Reproduce all entries precisely, down to the last character.

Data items

>>>

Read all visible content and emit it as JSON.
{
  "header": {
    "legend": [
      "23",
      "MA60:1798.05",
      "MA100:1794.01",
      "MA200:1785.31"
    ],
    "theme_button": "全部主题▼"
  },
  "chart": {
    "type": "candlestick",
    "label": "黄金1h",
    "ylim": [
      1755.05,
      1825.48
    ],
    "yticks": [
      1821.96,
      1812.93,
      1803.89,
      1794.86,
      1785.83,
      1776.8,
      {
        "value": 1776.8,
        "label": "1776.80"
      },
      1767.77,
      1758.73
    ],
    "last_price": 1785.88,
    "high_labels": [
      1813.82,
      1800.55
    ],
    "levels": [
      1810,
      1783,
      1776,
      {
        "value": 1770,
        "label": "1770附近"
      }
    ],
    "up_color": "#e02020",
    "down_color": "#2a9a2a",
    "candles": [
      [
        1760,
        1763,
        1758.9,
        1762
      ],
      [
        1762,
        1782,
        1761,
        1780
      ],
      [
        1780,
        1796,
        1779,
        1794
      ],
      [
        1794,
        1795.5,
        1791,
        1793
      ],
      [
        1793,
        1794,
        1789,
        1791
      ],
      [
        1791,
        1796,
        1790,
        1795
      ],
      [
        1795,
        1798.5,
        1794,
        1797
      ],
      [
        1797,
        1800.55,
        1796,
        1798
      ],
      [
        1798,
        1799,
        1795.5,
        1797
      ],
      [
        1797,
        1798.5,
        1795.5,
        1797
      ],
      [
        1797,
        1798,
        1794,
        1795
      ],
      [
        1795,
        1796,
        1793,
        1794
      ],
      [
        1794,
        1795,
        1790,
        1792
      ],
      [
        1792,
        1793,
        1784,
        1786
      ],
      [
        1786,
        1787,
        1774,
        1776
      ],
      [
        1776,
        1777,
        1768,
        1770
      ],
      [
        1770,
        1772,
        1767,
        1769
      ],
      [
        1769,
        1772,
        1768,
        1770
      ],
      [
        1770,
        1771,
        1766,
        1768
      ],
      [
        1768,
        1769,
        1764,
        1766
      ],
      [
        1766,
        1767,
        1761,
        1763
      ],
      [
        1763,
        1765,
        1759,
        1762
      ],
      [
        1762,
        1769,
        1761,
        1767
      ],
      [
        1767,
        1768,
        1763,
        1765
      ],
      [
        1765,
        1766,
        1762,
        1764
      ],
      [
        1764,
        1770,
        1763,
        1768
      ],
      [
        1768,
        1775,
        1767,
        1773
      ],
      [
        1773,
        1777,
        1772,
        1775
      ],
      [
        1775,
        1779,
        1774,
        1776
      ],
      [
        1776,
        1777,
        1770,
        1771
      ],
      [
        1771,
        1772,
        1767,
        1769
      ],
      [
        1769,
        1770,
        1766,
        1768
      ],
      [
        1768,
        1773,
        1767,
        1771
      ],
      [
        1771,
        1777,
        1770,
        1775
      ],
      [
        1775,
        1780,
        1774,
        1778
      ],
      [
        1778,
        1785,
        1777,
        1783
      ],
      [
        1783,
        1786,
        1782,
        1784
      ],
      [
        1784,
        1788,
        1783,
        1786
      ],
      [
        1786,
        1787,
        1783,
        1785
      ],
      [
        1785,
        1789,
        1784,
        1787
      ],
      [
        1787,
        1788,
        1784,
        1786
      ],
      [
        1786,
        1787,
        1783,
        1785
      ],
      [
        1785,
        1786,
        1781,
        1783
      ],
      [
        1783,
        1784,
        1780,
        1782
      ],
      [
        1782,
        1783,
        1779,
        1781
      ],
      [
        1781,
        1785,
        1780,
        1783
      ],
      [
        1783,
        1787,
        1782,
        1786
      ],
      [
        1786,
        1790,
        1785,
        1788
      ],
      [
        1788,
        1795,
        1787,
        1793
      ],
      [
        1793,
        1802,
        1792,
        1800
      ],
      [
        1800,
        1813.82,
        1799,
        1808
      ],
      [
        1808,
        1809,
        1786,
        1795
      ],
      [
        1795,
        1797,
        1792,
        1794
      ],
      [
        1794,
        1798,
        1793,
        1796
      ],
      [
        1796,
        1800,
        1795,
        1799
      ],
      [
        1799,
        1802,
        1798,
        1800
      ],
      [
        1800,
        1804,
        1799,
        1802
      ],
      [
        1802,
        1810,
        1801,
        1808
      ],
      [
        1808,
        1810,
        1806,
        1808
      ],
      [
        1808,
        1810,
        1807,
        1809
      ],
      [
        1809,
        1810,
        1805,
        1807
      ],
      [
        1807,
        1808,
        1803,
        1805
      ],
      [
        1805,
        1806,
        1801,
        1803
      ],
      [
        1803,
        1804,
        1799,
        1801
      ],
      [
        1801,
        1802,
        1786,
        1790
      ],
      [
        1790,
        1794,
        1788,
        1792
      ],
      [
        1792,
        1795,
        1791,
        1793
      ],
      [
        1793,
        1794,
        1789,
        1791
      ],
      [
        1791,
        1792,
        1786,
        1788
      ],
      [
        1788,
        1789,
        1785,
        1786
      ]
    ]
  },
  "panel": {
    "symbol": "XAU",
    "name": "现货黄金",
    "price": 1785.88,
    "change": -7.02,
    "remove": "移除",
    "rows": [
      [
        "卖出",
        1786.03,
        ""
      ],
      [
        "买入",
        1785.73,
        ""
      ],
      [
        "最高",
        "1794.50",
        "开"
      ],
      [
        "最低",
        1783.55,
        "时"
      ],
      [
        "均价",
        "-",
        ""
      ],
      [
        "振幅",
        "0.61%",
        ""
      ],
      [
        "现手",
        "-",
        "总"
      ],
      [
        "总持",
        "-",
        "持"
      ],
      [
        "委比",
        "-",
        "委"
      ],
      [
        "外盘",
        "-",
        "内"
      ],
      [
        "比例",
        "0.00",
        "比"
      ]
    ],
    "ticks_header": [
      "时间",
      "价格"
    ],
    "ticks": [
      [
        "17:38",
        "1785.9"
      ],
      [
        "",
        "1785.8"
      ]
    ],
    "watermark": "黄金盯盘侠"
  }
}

<<<

### Task result
Read all visible content and emit it as JSON.
{
  "header": {
    "legend": [
      "23",
      "MA60:1798.05",
      "MA100:1794.01",
      "MA200:1785.31"
    ],
    "theme_button": "全部主题▼"
  },
  "chart": {
    "type": "candlestick",
    "label": "黄金1h",
    "ylim": [
      1755.05,
      1825.48
    ],
    "yticks": [
      1821.96,
      1812.93,
      1803.89,
      1794.86,
      1785.83,
      1776.8,
      {
        "value": 1776.8,
        "label": "1776.80"
      },
      1767.77,
      1758.73
    ],
    "last_price": 1785.88,
    "high_labels": [
      1813.82,
      1800.55
    ],
    "levels": [
      1810,
      1783,
      1776,
      {
        "value": 1770,
        "label": "1770附近"
      }
    ],
    "up_color": "#e02020",
    "down_color": "#2a9a2a",
    "candles": [
      [
        1760,
        1763,
        1758.9,
        1762
      ],
      [
        1762,
        1782,
        1761,
        1780
      ],
      [
        1780,
        1796,
        1779,
        1794
      ],
      [
        1794,
        1795.5,
        1791,
        1793
      ],
      [
        1793,
        1794,
        1789,
        1791
      ],
      [
        1791,
        1796,
        1790,
        1795
      ],
      [
        1795,
        1798.5,
        1794,
        1797
      ],
      [
        1797,
        1800.55,
        1796,
        1798
      ],
      [
        1798,
        1799,
        1795.5,
        1797
      ],
      [
        1797,
        1798.5,
        1795.5,
        1797
      ],
      [
        1797,
        1798,
        1794,
        1795
      ],
      [
        1795,
        1796,
        1793,
        1794
      ],
      [
        1794,
        1795,
        1790,
        1792
      ],
      [
        1792,
        1793,
        1784,
        1786
      ],
      [
        1786,
        1787,
        1774,
        1776
      ],
      [
        1776,
        1777,
        1768,
        1770
      ],
      [
        1770,
        1772,
        1767,
        1769
      ],
      [
        1769,
        1772,
        1768,
        1770
      ],
      [
        1770,
        1771,
        1766,
        1768
      ],
      [
        1768,
        1769,
        1764,
        1766
      ],
      [
        1766,
        1767,
        1761,
        1763
      ],
      [
        1763,
        1765,
        1759,
        1762
      ],
      [
        1762,
        1769,
        1761,
        1767
      ],
      [
        1767,
        1768,
        1763,
        1765
      ],
      [
        1765,
        1766,
        1762,
        1764
      ],
      [
        1764,
        1770,
        1763,
        1768
      ],
      [
        1768,
        1775,
        1767,
        1773
      ],
      [
        1773,
        1777,
        1772,
        1775
      ],
      [
        1775,
        1779,
        1774,
        1776
      ],
      [
        1776,
        1777,
        1770,
        1771
      ],
      [
        1771,
        1772,
        1767,
        1769
      ],
      [
        1769,
        1770,
        1766,
        1768
      ],
      [
        1768,
        1773,
        1767,
        1771
      ],
      [
        1771,
        1777,
        1770,
        1775
      ],
      [
        1775,
        1780,
        1774,
        1778
      ],
      [
        1778,
        1785,
        1777,
        1783
      ],
      [
        1783,
        1786,
        1782,
        1784
      ],
      [
        1784,
        1788,
        1783,
        1786
      ],
      [
        1786,
        1787,
        1783,
        1785
      ],
      [
        1785,
        1789,
        1784,
        1787
      ],
      [
        1787,
        1788,
        1784,
        1786
      ],
      [
        1786,
        1787,
        1783,
        1785
      ],
      [
        1785,
        1786,
        1781,
        1783
      ],
      [
        1783,
        1784,
        1780,
        1782
      ],
      [
        1782,
        1783,
        1779,
        1781
      ],
      [
        1781,
        1785,
        1780,
        1783
      ],
      [
        1783,
        1787,
        1782,
        1786
      ],
      [
        1786,
        1790,
        1785,
        1788
      ],
      [
        1788,
        1795,
        1787,
        1793
      ],
      [
        1793,
        1802,
        1792,
        1800
      ],
      [
        1800,
        1813.82,
        1799,
        1808
      ],
      [
        1808,
        1809,
        1786,
        1795
      ],
      [
        1795,
        1797,
        1792,
        1794
      ],
      [
        1794,
        1798,
        1793,
        1796
      ],
      [
        1796,
        1800,
        1795,
        1799
      ],
      [
        1799,
        1802,
        1798,
        1800
      ],
      [
        1800,
        1804,
        1799,
        1802
      ],
      [
        1802,
        1810,
        1801,
        1808
      ],
      [
        1808,
        1810,
        1806,
        1808
      ],
      [
        1808,
        1810,
        1807,
        1809
      ],
      [
        1809,
        1810,
        1805,
        1807
      ],
      [
        1807,
        1808,
        1803,
        1805
      ],
      [
        1805,
        1806,
        1801,
        1803
      ],
      [
        1803,
        1804,
        1799,
        1801
      ],
      [
        1801,
        1802,
        1786,
        1790
      ],
      [
        1790,
        1794,
        1788,
        1792
      ],
      [
        1792,
        1795,
        1791,
        1793
      ],
      [
        1793,
        1794,
        1789,
        1791
      ],
      [
        1791,
        1792,
        1786,
        1788
      ],
      [
        1788,
        1789,
        1785,
        1786
      ]
    ]
  },
  "panel": {
    "symbol": "XAU",
    "name": "现货黄金",
    "price": 1785.88,
    "change": -7.02,
    "remove": "移除",
    "rows": [
      [
        "卖出",
        1786.03,
        ""
      ],
      [
        "买入",
        1785.73,
        ""
      ],
      [
        "最高",
        "1794.50",
        "开"
      ],
      [
        "最低",
        1783.55,
        "时"
      ],
      [
        "均价",
        "-",
        ""
      ],
      [
        "振幅",
        "0.61%",
        ""
      ],
      [
        "现手",
        "-",
        "总"
      ],
      [
        "总持",
        "-",
        "持"
      ],
      [
        "委比",
        "-",
        "委"
      ],
      [
        "外盘",
        "-",
        "内"
      ],
      [
        "比例",
        "0.00",
        "比"
      ]
    ],
    "ticks_header": [
      "时间",
      "价格"
    ],
    "ticks": [
      [
        "17:38",
        "1785.9"
      ],
      [
        "",
        "1785.8"
      ]
    ],
    "watermark": "黄金盯盘侠"
  }
}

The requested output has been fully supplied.